◆ **Supplied entries**
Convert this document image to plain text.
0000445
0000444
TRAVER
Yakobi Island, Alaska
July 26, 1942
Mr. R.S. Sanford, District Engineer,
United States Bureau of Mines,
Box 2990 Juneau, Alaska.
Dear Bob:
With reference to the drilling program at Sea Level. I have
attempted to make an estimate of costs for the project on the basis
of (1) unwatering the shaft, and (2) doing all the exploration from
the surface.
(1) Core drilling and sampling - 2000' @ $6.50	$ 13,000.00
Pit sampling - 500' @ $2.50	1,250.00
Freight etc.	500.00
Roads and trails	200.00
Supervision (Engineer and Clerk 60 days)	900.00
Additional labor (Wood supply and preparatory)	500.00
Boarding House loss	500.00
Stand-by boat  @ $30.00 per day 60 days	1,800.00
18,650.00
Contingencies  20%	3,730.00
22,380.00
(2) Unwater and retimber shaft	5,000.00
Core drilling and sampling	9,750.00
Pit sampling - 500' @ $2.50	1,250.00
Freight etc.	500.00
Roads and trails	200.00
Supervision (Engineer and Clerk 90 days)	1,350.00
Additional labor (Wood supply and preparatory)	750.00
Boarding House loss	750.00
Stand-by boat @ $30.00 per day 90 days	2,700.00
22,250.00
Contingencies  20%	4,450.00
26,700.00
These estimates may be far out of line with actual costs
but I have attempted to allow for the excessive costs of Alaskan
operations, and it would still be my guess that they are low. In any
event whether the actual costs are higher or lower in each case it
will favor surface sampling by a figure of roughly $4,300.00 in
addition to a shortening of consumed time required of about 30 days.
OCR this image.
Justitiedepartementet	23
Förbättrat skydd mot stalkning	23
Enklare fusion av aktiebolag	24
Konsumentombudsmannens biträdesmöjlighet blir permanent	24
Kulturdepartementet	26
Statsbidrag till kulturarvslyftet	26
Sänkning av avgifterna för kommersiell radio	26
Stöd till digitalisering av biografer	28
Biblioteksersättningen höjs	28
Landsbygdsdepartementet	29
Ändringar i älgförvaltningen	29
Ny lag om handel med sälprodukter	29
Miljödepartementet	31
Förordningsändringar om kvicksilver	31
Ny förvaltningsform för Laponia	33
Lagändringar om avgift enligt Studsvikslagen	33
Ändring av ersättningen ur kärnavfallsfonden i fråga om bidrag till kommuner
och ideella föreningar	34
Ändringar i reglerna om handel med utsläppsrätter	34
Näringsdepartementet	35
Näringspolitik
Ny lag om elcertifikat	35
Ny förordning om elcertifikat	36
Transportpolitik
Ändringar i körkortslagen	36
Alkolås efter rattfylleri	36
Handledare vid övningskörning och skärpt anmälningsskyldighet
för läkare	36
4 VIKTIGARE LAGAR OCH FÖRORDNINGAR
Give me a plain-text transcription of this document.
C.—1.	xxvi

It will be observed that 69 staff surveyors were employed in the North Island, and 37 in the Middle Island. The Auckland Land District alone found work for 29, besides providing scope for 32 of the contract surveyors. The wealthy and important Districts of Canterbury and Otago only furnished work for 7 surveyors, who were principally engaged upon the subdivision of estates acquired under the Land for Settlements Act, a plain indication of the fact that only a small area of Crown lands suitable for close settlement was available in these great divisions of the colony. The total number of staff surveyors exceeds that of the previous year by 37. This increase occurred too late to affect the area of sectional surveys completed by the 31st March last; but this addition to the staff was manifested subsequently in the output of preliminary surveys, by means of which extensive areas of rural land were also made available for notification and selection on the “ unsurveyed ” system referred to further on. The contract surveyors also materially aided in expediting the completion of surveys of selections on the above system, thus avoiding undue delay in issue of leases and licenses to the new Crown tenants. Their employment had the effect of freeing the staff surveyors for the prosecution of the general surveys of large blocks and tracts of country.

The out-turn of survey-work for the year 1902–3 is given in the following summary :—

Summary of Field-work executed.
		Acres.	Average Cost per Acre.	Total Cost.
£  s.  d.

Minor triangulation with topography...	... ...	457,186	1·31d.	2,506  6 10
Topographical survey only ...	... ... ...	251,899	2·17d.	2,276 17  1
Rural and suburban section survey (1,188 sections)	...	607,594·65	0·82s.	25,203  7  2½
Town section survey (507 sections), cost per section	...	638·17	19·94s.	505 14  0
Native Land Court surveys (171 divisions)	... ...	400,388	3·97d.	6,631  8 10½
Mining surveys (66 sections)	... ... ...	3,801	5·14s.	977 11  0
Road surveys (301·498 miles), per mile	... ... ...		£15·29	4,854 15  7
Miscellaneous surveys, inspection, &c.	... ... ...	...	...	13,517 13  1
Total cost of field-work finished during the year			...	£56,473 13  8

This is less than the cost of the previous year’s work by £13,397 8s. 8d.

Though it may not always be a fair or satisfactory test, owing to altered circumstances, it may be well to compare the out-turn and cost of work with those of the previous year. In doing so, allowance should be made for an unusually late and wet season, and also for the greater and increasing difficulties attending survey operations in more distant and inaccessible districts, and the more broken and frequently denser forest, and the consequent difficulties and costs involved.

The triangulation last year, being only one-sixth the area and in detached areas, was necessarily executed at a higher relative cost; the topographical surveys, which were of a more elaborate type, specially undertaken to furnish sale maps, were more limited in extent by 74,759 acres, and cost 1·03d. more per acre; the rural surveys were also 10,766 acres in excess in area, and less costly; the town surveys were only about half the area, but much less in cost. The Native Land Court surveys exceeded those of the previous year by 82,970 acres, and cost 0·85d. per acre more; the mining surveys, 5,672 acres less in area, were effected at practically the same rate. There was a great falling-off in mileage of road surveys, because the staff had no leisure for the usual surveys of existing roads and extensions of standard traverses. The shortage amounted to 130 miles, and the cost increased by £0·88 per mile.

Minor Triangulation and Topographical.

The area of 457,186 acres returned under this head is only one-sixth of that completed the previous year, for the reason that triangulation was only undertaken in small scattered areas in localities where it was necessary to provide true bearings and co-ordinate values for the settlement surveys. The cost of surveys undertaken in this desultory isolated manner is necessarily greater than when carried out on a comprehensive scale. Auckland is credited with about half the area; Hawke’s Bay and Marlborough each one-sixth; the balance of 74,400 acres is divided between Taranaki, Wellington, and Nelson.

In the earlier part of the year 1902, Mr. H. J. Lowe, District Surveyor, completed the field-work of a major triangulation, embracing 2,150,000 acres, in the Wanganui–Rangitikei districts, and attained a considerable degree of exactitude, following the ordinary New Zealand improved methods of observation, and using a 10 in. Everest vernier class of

◆ **Stated exercise**
Quote every entry exactly.

◆ **Solution to this task**
Convert this document image to plain text.
0000445
0000444
TRAVER
Yakobi Island, Alaska
July 26, 1942
Mr. R.S. Sanford, District Engineer,
United States Bureau of Mines,
Box 2990 Juneau, Alaska.
Dear Bob:
With reference to the drilling program at Sea Level. I have
attempted to make an estimate of costs for the project on the basis
of (1) unwatering the shaft, and (2) doing all the exploration from
the surface.
(1) Core drilling and sampling - 2000' @ $6.50	$ 13,000.00
Pit sampling - 500' @ $2.50	1,250.00
Freight etc.	500.00
Roads and trails	200.00
Supervision (Engineer and Clerk 60 days)	900.00
Additional labor (Wood supply and preparatory)	500.00
Boarding House loss	500.00
Stand-by boat  @ $30.00 per day 60 days	1,800.00
18,650.00
Contingencies  20%	3,730.00
22,380.00
(2) Unwater and retimber shaft	5,000.00
Core drilling and sampling	9,750.00
Pit sampling - 500' @ $2.50	1,250.00
Freight etc.	500.00
Roads and trails	200.00
Supervision (Engineer and Clerk 90 days)	1,350.00
Additional labor (Wood supply and preparatory)	750.00
Boarding House loss	750.00
Stand-by boat @ $30.00 per day 90 days	2,700.00
22,250.00
Contingencies  20%	4,450.00
26,700.00
These estimates may be far out of line with actual costs
but I have attempted to allow for the excessive costs of Alaskan
operations, and it would still be my guess that they are low. In any
event whether the actual costs are higher or lower in each case it
will favor surface sampling by a figure of roughly $4,300.00 in
addition to a shortening of consumed time required of about 30 days.
OCR this image.
Justitiedepartementet	23
Förbättrat skydd mot stalkning	23
Enklare fusion av aktiebolag	24
Konsumentombudsmannens biträdesmöjlighet blir permanent	24
Kulturdepartementet	26
Statsbidrag till kulturarvslyftet	26
Sänkning av avgifterna för kommersiell radio	26
Stöd till digitalisering av biografer	28
Biblioteksersättningen höjs	28
Landsbygdsdepartementet	29
Ändringar i älgförvaltningen	29
Ny lag om handel med sälprodukter	29
Miljödepartementet	31
Förordningsändringar om kvicksilver	31
Ny förvaltningsform för Laponia	33
Lagändringar om avgift enligt Studsvikslagen	33
Ändring av ersättningen ur kärnavfallsfonden i fråga om bidrag till kommuner
och ideella föreningar	34
Ändringar i reglerna om handel med utsläppsrätter	34
Näringsdepartementet	35
Näringspolitik
Ny lag om elcertifikat	35
Ny förordning om elcertifikat	36
Transportpolitik
Ändringar i körkortslagen	36
Alkolås efter rattfylleri	36
Handledare vid övningskörning och skärpt anmälningsskyldighet
för läkare	36
4 VIKTIGARE LAGAR OCH FÖRORDNINGAR
Give me a plain-text transcription of this document.
C.—1.	xxvi

It will be observed that 69 staff surveyors were employed in the North Island, and 37 in the Middle Island. The Auckland Land District alone found work for 29, besides providing scope for 32 of the contract surveyors. The wealthy and important Districts of Canterbury and Otago only furnished work for 7 surveyors, who were principally engaged upon the subdivision of estates acquired under the Land for Settlements Act, a plain indication of the fact that only a small area of Crown lands suitable for close settlement was available in these great divisions of the colony. The total number of staff surveyors exceeds that of the previous year by 37. This increase occurred too late to affect the area of sectional surveys completed by the 31st March last; but this addition to the staff was manifested subsequently in the output of preliminary surveys, by means of which extensive areas of rural land were also made available for notification and selection on the “ unsurveyed ” system referred to further on. The contract surveyors also materially aided in expediting the completion of surveys of selections on the above system, thus avoiding undue delay in issue of leases and licenses to the new Crown tenants. Their employment had the effect of freeing the staff surveyors for the prosecution of the general surveys of large blocks and tracts of country.

The out-turn of survey-work for the year 1902–3 is given in the following summary :—

Summary of Field-work executed.
		Acres.	Average Cost per Acre.	Total Cost.
£  s.  d.

Minor triangulation with topography...	... ...	457,186	1·31d.	2,506  6 10
Topographical survey only ...	... ... ...	251,899	2·17d.	2,276 17  1
Rural and suburban section survey (1,188 sections)	...	607,594·65	0·82s.	25,203  7  2½
Town section survey (507 sections), cost per section	...	638·17	19·94s.	505 14  0
Native Land Court surveys (171 divisions)	... ...	400,388	3·97d.	6,631  8 10½
Mining surveys (66 sections)	... ... ...	3,801	5·14s.	977 11  0
Road surveys (301·498 miles), per mile	... ... ...		£15·29	4,854 15  7
Miscellaneous surveys, inspection, &c.	... ... ...	...	...	13,517 13  1
Total cost of field-work finished during the year			...	£56,473 13  8

This is less than the cost of the previous year’s work by £13,397 8s. 8d.

Though it may not always be a fair or satisfactory test, owing to altered circumstances, it may be well to compare the out-turn and cost of work with those of the previous year. In doing so, allowance should be made for an unusually late and wet season, and also for the greater and increasing difficulties attending survey operations in more distant and inaccessible districts, and the more broken and frequently denser forest, and the consequent difficulties and costs involved.

The triangulation last year, being only one-sixth the area and in detached areas, was necessarily executed at a higher relative cost; the topographical surveys, which were of a more elaborate type, specially undertaken to furnish sale maps, were more limited in extent by 74,759 acres, and cost 1·03d. more per acre; the rural surveys were also 10,766 acres in excess in area, and less costly; the town surveys were only about half the area, but much less in cost. The Native Land Court surveys exceeded those of the previous year by 82,970 acres, and cost 0·85d. per acre more; the mining surveys, 5,672 acres less in area, were effected at practically the same rate. There was a great falling-off in mileage of road surveys, because the staff had no leisure for the usual surveys of existing roads and extensions of standard traverses. The shortage amounted to 130 miles, and the cost increased by £0·88 per mile.

Minor Triangulation and Topographical.

The area of 457,186 acres returned under this head is only one-sixth of that completed the previous year, for the reason that triangulation was only undertaken in small scattered areas in localities where it was necessary to provide true bearings and co-ordinate values for the settlement surveys. The cost of surveys undertaken in this desultory isolated manner is necessarily greater than when carried out on a comprehensive scale. Auckland is credited with about half the area; Hawke’s Bay and Marlborough each one-sixth; the balance of 74,400 acres is divided between Taranaki, Wellington, and Nelson.

In the earlier part of the year 1902, Mr. H. J. Lowe, District Surveyor, completed the field-work of a major triangulation, embracing 2,150,000 acres, in the Wanganui–Rangitikei districts, and attained a considerable degree of exactitude, following the ordinary New Zealand improved methods of observation, and using a 10 in. Everest vernier class of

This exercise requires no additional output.